* **Available records**:
▼
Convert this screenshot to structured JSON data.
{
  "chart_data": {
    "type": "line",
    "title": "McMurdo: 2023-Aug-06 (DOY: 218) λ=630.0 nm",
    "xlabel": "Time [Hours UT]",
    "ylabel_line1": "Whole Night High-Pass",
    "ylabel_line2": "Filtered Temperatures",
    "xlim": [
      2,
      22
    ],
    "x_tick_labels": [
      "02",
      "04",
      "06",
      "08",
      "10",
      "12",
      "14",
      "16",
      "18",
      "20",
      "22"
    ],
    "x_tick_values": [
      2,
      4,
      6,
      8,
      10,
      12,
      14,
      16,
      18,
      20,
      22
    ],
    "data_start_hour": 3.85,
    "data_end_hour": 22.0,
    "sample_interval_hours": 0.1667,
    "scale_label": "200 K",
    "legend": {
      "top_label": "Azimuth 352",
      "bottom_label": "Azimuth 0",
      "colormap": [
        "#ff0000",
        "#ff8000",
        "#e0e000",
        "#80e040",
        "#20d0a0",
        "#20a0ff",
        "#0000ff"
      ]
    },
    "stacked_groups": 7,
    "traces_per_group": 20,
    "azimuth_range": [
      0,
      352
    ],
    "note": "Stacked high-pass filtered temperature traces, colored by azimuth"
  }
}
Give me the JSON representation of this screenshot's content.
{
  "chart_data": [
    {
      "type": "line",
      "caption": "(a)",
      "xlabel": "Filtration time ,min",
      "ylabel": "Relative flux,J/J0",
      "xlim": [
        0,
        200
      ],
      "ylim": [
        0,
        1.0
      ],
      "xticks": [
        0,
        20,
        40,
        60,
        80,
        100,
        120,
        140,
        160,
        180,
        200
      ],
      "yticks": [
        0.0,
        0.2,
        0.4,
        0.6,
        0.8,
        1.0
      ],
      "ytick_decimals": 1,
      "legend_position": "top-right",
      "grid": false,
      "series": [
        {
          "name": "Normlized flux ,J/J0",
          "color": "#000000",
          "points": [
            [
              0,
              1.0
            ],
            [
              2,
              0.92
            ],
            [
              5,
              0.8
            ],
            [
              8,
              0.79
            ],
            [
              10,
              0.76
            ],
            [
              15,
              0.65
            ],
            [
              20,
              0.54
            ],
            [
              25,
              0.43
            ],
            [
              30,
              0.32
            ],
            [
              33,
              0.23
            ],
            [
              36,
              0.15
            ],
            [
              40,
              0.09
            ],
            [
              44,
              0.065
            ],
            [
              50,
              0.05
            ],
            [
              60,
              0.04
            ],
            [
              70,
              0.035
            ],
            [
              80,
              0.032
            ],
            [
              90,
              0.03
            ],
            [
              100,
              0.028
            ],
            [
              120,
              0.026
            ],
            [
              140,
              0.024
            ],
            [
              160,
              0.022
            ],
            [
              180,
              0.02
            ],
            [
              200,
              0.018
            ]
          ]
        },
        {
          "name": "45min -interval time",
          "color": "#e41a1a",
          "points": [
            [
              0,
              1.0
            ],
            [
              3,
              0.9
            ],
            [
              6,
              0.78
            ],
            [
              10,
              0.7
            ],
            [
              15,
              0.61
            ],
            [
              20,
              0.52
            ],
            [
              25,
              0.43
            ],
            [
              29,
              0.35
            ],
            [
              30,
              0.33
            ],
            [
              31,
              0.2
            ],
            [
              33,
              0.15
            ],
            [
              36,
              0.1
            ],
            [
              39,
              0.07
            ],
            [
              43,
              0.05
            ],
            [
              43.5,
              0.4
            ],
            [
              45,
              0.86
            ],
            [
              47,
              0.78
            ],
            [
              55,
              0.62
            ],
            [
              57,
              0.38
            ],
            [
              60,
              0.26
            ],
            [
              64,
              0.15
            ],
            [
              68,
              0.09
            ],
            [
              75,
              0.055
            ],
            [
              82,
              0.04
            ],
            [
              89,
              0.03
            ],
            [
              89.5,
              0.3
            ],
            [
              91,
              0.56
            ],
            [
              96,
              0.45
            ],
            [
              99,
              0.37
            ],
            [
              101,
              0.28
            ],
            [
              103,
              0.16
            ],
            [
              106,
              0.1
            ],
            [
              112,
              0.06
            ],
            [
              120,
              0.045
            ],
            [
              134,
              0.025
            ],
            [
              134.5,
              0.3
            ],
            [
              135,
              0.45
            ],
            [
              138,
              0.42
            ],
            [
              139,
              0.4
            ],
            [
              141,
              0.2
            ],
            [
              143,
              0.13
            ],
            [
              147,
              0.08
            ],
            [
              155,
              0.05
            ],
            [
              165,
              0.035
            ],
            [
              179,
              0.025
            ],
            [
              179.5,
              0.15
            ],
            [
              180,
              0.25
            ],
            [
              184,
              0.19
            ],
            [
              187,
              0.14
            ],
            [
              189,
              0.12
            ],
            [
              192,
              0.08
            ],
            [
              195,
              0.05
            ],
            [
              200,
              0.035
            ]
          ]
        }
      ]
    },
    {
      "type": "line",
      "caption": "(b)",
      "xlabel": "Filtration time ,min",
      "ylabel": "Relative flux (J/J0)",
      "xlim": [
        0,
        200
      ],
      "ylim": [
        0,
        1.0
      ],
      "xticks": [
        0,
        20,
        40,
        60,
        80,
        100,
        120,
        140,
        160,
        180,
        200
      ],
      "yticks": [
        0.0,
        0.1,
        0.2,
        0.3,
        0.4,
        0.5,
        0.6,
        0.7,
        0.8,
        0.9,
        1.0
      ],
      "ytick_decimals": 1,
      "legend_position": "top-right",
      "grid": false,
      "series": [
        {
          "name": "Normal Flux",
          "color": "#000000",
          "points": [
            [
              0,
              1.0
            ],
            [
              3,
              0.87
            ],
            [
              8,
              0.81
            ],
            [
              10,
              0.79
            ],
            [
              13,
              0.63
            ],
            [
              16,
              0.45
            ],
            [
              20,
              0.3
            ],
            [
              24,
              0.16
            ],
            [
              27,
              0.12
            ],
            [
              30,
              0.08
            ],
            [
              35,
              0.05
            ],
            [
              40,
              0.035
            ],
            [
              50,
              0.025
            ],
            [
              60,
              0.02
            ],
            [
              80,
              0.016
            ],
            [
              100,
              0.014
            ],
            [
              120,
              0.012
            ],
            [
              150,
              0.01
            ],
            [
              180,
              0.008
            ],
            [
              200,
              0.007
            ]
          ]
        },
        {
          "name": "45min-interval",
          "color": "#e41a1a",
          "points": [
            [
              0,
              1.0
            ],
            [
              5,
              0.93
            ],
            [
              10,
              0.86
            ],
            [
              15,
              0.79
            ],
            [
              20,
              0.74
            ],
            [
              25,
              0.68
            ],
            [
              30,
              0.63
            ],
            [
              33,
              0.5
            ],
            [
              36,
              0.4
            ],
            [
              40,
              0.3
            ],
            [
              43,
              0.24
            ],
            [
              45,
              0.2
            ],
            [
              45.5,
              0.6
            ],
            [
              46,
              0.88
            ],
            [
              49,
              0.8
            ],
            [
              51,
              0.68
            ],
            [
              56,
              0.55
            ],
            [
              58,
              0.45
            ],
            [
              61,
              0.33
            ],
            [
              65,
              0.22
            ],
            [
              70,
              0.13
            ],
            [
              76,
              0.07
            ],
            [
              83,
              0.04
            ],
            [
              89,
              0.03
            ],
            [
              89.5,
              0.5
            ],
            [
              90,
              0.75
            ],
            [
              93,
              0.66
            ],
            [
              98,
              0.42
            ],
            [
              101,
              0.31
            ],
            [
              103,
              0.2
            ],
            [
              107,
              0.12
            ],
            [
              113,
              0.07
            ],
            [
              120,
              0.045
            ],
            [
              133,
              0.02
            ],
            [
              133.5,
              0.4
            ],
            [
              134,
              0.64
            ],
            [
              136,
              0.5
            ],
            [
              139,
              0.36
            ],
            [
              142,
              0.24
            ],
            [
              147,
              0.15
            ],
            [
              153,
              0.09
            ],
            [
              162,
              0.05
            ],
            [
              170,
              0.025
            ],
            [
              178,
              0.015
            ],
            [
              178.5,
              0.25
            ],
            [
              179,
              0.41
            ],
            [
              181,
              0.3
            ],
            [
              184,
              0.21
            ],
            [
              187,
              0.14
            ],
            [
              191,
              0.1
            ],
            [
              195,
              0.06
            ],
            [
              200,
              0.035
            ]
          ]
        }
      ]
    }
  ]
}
▲
* **Problem requirements**: Give only the number of lines in the records that contain the string "Relative".

* **Result below**: 2